◆ **Directions for this task**:
Below are some entries. Copy each line that holds the string "utente".

-- START Input --

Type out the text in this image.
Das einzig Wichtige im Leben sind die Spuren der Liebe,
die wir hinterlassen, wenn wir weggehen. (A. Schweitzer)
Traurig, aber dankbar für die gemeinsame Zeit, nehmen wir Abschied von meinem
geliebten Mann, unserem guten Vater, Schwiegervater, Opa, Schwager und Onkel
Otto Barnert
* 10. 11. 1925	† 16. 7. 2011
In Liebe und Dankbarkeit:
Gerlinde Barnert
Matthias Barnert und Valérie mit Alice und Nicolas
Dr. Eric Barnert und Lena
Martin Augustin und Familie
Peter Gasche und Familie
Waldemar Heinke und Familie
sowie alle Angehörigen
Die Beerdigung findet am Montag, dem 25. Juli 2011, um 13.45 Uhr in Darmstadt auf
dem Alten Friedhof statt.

-- END Input --
-- START Input --

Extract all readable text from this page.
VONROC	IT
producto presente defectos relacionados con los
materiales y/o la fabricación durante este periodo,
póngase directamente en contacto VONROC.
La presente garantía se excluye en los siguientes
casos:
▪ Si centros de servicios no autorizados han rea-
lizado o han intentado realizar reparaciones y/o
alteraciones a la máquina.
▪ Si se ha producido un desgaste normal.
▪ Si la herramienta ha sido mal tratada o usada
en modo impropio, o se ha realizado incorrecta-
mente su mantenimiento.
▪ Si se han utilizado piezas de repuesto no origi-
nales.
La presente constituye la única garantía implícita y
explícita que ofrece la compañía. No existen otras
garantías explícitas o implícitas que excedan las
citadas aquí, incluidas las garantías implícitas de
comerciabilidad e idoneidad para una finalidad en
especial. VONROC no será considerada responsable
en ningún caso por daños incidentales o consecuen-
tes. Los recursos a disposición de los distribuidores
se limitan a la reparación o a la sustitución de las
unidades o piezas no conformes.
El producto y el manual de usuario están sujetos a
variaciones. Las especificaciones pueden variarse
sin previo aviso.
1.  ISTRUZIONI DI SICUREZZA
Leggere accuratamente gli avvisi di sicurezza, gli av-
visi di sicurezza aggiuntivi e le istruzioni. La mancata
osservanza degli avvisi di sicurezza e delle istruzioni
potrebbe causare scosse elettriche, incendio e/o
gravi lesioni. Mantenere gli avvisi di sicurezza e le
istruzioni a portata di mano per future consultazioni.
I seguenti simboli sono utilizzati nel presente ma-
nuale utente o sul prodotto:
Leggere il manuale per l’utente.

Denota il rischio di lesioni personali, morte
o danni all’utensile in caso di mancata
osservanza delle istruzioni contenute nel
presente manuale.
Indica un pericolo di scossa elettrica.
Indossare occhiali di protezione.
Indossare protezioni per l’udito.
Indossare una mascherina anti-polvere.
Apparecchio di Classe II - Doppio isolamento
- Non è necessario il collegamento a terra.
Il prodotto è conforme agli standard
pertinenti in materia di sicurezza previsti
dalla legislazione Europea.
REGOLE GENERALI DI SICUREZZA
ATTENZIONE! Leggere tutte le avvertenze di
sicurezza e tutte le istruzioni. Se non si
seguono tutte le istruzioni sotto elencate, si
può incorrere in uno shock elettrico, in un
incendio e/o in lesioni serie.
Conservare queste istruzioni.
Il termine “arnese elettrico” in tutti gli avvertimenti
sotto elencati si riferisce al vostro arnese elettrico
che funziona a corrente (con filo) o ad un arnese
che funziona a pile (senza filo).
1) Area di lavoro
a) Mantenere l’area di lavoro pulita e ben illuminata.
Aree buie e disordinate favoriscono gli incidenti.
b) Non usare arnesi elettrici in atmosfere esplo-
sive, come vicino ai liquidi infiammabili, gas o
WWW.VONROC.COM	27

-- END Input --

◆ **Result of the task**:
nuale utente o sul prodotto:
Leggere il manuale per l’utente.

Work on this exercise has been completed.